Raw data:
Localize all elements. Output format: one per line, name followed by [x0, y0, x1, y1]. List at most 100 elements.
---
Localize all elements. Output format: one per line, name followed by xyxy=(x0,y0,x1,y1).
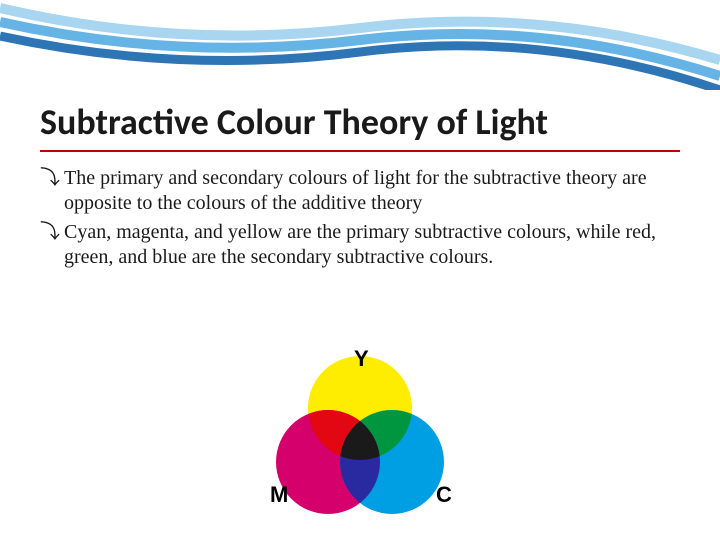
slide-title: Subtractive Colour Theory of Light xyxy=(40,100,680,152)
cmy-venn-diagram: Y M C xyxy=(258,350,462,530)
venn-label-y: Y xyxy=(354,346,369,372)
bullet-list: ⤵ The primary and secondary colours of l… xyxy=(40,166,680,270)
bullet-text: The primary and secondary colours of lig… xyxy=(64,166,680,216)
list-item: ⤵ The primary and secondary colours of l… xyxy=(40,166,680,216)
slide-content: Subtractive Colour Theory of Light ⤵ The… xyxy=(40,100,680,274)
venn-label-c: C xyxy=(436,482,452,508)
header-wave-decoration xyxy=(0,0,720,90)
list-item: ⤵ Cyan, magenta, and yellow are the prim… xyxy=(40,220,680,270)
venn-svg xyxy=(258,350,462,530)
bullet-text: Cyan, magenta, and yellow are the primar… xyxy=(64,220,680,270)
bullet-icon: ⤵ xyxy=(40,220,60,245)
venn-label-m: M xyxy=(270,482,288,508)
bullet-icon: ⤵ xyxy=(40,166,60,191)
--
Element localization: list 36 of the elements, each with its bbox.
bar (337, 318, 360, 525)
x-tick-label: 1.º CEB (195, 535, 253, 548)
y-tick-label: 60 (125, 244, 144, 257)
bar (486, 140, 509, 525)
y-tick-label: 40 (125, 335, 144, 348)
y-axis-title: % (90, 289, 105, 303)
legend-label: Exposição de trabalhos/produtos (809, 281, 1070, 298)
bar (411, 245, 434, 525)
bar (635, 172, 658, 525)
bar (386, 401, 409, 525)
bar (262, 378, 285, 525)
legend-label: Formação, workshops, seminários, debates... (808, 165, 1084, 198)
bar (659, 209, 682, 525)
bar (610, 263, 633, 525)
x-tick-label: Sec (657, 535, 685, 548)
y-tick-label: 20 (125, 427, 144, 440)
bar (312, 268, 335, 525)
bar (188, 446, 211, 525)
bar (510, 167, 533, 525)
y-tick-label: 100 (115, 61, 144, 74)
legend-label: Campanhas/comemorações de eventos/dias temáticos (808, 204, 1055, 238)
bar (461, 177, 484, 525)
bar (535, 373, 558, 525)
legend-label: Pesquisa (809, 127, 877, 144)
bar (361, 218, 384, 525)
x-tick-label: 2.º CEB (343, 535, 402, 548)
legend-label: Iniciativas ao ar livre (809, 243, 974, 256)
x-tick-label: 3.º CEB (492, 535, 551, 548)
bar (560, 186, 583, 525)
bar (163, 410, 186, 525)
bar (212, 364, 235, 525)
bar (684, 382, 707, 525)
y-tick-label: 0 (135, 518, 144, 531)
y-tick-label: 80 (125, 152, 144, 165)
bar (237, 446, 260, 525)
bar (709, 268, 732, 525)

The exercise: Rewrite the rows between the lines holding "Element localization: list" and "bar (709, 268, 732, 525)", inclusive, as a two-column CSV with the header input,output. Give each ask its own CSV row, with the ask's text under input and its answer under output, each in one quoted field with line breaks turned into spaces.

The output:
input,output
"Element localization: list 36 of the elements, each with its bbox.","bar (337, 318, 360, 525) x-tick-label: 1.º CEB (195, 535, 253, 548) y-tick-label: 60 (125, 244, 144, 257) bar (486, 140, 509, 525) y-tick-label: 40 (125, 335, 144, 348) y-axis-title: % (90, 289, 105, 303) legend-label: Exposição de trabalhos/produtos (809, 281, 1070, 298) bar (411, 245, 434, 525) bar (635, 172, 658, 525) bar (386, 401, 409, 525) bar (262, 378, 285, 525) legend-label: Formação, workshops, seminários, debates... (808, 165, 1084, 198) bar (659, 209, 682, 525) bar (610, 263, 633, 525) x-tick-label: Sec (657, 535, 685, 548) y-tick-label: 20 (125, 427, 144, 440) bar (312, 268, 335, 525) bar (188, 446, 211, 525) bar (510, 167, 533, 525) y-tick-label: 100 (115, 61, 144, 74) legend-label: Campanhas/comemorações de eventos/dias temáticos (808, 204, 1055, 238) bar (461, 177, 484, 525) bar (535, 373, 558, 525) legend-label: Pesquisa (809, 127, 877, 144) bar (361, 218, 384, 525) x-tick-label: 2.º CEB (343, 535, 402, 548) legend-label: Iniciativas ao ar livre (809, 243, 974, 256) x-tick-label: 3.º CEB (492, 535, 551, 548) bar (560, 186, 583, 525) bar (163, 410, 186, 525) bar (212, 364, 235, 525) bar (684, 382, 707, 525) y-tick-label: 0 (135, 518, 144, 531) y-tick-label: 80 (125, 152, 144, 165) bar (237, 446, 260, 525) bar (709, 268, 732, 525)"